Task to carry out -
For each line that holds "Assist", copy the line out.

Data to process -

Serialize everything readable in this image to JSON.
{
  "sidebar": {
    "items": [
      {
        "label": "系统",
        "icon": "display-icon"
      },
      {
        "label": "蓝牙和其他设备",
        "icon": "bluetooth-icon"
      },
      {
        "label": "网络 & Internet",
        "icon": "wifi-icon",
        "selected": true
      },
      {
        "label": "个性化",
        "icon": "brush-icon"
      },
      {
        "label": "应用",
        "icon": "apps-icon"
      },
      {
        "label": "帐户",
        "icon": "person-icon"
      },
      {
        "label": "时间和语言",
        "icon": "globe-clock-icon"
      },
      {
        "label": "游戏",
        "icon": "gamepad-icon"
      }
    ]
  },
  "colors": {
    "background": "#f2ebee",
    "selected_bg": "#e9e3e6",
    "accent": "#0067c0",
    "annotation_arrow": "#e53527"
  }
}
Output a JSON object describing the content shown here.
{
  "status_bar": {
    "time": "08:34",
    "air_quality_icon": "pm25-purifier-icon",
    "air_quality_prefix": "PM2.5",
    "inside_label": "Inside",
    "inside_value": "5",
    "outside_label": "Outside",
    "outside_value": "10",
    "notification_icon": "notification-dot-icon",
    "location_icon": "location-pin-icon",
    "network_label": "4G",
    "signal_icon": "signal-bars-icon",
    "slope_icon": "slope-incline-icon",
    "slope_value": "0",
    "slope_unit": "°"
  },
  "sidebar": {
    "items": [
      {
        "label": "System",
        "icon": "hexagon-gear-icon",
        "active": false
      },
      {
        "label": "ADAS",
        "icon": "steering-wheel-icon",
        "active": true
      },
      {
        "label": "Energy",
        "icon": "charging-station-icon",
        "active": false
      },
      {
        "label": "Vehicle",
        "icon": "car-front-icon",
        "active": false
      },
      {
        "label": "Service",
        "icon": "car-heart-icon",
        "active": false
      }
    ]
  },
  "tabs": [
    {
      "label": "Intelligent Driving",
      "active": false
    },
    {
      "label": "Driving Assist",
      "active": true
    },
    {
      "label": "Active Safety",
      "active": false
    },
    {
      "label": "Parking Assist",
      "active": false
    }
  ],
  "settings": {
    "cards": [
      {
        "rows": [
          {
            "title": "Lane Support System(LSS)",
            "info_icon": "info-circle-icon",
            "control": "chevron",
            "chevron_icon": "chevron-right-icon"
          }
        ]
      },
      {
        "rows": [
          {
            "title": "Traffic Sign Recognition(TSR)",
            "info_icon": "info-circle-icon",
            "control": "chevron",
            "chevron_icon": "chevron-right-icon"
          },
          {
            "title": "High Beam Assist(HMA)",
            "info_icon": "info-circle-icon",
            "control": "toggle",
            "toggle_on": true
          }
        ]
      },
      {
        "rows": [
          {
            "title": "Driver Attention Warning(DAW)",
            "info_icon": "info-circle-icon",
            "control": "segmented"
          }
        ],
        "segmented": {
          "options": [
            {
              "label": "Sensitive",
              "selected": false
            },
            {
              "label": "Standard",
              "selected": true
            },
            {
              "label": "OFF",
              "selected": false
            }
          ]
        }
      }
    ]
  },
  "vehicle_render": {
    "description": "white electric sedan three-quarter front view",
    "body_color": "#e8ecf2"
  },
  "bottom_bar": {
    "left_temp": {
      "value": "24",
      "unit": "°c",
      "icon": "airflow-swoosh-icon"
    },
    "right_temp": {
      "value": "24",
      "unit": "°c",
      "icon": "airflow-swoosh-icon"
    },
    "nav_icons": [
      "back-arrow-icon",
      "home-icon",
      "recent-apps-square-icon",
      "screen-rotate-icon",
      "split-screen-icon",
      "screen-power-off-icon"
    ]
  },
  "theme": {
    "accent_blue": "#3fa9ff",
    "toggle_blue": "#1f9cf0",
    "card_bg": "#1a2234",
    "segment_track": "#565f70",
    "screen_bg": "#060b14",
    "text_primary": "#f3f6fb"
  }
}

Task answer -
      "label": "Driving Assist",
      "label": "Parking Assist",
            "title": "High Beam Assist(HMA)",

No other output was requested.